> Requirements: Copy out all of the material, matching it word for word.
# # # # # # #
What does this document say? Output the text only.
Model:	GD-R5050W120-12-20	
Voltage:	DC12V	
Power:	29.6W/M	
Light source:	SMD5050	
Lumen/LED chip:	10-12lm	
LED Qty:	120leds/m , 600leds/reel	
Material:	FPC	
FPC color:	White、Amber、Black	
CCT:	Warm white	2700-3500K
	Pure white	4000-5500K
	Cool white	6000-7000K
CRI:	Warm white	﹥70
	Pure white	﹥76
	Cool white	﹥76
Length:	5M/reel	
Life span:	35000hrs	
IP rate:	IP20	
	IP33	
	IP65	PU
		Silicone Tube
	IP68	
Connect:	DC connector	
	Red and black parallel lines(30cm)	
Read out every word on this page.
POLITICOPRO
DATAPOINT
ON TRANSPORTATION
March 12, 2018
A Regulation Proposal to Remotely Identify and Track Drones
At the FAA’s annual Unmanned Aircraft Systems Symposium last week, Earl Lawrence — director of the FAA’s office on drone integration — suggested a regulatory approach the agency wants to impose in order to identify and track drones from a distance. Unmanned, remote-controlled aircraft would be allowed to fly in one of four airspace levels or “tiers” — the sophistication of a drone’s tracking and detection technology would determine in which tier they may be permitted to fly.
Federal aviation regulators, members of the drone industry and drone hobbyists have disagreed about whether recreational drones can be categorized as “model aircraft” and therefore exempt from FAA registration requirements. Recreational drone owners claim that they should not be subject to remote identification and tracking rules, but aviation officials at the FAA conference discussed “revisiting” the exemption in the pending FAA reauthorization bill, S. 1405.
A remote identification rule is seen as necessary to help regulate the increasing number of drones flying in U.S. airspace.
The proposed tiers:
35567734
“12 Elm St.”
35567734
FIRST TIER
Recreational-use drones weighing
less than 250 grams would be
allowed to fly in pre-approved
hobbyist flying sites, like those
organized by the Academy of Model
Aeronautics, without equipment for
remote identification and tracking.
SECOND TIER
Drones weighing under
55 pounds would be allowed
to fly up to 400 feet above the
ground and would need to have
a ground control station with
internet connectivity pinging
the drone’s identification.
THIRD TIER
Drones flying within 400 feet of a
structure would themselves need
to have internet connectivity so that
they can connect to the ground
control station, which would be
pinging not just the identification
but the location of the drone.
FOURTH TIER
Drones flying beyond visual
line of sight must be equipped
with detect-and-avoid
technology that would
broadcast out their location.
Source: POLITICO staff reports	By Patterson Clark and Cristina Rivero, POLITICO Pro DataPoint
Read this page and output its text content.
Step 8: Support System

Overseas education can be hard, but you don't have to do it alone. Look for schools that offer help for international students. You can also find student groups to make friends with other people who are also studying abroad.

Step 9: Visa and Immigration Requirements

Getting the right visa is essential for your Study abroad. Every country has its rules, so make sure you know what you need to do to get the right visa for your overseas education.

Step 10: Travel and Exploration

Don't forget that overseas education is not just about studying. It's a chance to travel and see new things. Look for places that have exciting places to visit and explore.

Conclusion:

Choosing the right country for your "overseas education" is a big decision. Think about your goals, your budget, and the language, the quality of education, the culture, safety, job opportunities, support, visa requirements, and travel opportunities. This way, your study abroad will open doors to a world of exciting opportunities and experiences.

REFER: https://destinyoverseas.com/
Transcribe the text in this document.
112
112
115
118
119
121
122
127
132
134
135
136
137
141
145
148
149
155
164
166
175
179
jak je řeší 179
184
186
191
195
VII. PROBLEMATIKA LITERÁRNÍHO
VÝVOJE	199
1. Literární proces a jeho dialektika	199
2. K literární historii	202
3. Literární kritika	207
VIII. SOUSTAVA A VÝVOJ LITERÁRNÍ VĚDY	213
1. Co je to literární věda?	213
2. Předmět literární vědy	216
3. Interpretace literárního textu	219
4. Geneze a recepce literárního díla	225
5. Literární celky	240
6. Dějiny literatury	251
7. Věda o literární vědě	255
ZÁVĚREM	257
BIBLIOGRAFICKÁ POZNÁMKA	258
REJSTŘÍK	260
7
# # # # # # #
> Response for this exercise:
What does this document say? Output the text only.
Model:	GD-R5050W120-12-20	
Voltage:	DC12V	
Power:	29.6W/M	
Light source:	SMD5050	
Lumen/LED chip:	10-12lm	
LED Qty:	120leds/m , 600leds/reel	
Material:	FPC	
FPC color:	White、Amber、Black	
CCT:	Warm white	2700-3500K
	Pure white	4000-5500K
	Cool white	6000-7000K
CRI:	Warm white	﹥70
	Pure white	﹥76
	Cool white	﹥76
Length:	5M/reel	
Life span:	35000hrs	
IP rate:	IP20	
	IP33	
	IP65	PU
		Silicone Tube
	IP68	
Connect:	DC connector	
	Red and black parallel lines(30cm)	
Read out every word on this page.
POLITICOPRO
DATAPOINT
ON TRANSPORTATION
March 12, 2018
A Regulation Proposal to Remotely Identify and Track Drones
At the FAA’s annual Unmanned Aircraft Systems Symposium last week, Earl Lawrence — director of the FAA’s office on drone integration — suggested a regulatory approach the agency wants to impose in order to identify and track drones from a distance. Unmanned, remote-controlled aircraft would be allowed to fly in one of four airspace levels or “tiers” — the sophistication of a drone’s tracking and detection technology would determine in which tier they may be permitted to fly.
Federal aviation regulators, members of the drone industry and drone hobbyists have disagreed about whether recreational drones can be categorized as “model aircraft” and therefore exempt from FAA registration requirements. Recreational drone owners claim that they should not be subject to remote identification and tracking rules, but aviation officials at the FAA conference discussed “revisiting” the exemption in the pending FAA reauthorization bill, S. 1405.
A remote identification rule is seen as necessary to help regulate the increasing number of drones flying in U.S. airspace.
The proposed tiers:
35567734
“12 Elm St.”
35567734
FIRST TIER
Recreational-use drones weighing
less than 250 grams would be
allowed to fly in pre-approved
hobbyist flying sites, like those
organized by the Academy of Model
Aeronautics, without equipment for
remote identification and tracking.
SECOND TIER
Drones weighing under
55 pounds would be allowed
to fly up to 400 feet above the
ground and would need to have
a ground control station with
internet connectivity pinging
the drone’s identification.
THIRD TIER
Drones flying within 400 feet of a
structure would themselves need
to have internet connectivity so that
they can connect to the ground
control station, which would be
pinging not just the identification
but the location of the drone.
FOURTH TIER
Drones flying beyond visual
line of sight must be equipped
with detect-and-avoid
technology that would
broadcast out their location.
Source: POLITICO staff reports	By Patterson Clark and Cristina Rivero, POLITICO Pro DataPoint
Read this page and output its text content.
Step 8: Support System

Overseas education can be hard, but you don't have to do it alone. Look for schools that offer help for international students. You can also find student groups to make friends with other people who are also studying abroad.

Step 9: Visa and Immigration Requirements

Getting the right visa is essential for your Study abroad. Every country has its rules, so make sure you know what you need to do to get the right visa for your overseas education.

Step 10: Travel and Exploration

Don't forget that overseas education is not just about studying. It's a chance to travel and see new things. Look for places that have exciting places to visit and explore.

Conclusion:

Choosing the right country for your "overseas education" is a big decision. Think about your goals, your budget, and the language, the quality of education, the culture, safety, job opportunities, support, visa requirements, and travel opportunities. This way, your study abroad will open doors to a world of exciting opportunities and experiences.

REFER: https://destinyoverseas.com/
Transcribe the text in this document.
112
112
115
118
119
121
122
127
132
134
135
136
137
141
145
148
149
155
164
166
175
179
jak je řeší 179
184
186
191
195
VII. PROBLEMATIKA LITERÁRNÍHO
VÝVOJE	199
1. Literární proces a jeho dialektika	199
2. K literární historii	202
3. Literární kritika	207
VIII. SOUSTAVA A VÝVOJ LITERÁRNÍ VĚDY	213
1. Co je to literární věda?	213
2. Předmět literární vědy	216
3. Interpretace literárního textu	219
4. Geneze a recepce literárního díla	225
5. Literární celky	240
6. Dějiny literatury	251
7. Věda o literární vědě	255
ZÁVĚREM	257
BIBLIOGRAFICKÁ POZNÁMKA	258
REJSTŘÍK	260
7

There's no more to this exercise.